** START OF Input **

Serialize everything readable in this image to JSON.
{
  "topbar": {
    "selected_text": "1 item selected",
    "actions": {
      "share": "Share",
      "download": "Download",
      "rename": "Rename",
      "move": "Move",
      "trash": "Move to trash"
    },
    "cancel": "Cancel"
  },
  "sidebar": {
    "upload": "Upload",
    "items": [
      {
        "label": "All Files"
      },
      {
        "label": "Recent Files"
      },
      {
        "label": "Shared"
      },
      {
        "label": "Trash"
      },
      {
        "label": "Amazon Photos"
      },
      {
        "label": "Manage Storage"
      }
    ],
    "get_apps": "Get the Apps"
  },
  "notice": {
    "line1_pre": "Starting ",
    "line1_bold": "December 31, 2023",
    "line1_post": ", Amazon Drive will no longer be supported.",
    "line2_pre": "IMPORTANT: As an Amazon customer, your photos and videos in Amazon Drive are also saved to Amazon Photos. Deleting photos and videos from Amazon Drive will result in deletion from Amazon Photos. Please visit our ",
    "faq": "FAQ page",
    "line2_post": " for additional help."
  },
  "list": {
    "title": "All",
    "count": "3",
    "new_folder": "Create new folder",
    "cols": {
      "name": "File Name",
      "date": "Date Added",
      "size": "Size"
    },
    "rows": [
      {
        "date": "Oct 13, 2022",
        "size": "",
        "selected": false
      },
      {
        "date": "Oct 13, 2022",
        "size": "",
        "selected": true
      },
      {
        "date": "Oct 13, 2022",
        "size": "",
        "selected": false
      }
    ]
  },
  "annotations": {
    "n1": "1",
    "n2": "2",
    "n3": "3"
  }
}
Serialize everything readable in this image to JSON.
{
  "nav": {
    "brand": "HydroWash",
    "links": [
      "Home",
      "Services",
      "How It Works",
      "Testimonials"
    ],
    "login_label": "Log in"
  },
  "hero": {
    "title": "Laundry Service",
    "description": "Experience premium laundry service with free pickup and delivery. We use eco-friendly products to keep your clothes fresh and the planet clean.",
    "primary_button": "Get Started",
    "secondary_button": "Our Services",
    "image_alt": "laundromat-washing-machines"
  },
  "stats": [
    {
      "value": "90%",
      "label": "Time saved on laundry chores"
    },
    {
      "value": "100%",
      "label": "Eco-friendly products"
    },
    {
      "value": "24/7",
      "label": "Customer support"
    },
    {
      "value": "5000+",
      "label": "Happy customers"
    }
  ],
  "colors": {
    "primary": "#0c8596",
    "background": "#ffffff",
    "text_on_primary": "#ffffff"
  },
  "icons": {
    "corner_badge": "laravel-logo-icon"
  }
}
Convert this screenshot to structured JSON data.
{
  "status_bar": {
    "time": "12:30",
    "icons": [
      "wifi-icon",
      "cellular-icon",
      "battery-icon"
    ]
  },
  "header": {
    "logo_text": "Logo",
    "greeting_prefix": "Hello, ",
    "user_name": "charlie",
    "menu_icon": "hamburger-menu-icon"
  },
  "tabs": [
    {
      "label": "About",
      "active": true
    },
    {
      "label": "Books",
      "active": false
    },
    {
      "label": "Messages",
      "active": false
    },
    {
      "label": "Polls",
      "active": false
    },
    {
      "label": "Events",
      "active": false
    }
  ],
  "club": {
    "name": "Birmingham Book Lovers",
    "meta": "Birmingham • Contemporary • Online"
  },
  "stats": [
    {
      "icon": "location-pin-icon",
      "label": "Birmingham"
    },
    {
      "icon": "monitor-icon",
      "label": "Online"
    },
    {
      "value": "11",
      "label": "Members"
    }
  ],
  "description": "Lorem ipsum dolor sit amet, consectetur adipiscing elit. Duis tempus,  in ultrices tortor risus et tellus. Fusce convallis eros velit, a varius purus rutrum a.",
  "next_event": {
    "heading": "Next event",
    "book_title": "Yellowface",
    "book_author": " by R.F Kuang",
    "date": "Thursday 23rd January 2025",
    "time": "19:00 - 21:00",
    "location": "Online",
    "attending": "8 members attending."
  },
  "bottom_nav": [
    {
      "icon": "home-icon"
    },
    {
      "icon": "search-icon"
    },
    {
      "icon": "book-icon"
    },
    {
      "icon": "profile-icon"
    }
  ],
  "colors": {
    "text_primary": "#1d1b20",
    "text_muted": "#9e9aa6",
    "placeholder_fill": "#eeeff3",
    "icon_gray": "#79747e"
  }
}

** END OF Input **

### Short task
Note each line of the entries that has "Photos" in it, and copy those lines.

### Answer to the task
        "label": "Amazon Photos"
    "line2_pre": "IMPORTANT: As an Amazon customer, your photos and videos in Amazon Drive are also saved to Amazon Photos. Deleting photos and videos from Amazon Drive will result in deletion from Amazon Photos. Please visit our ",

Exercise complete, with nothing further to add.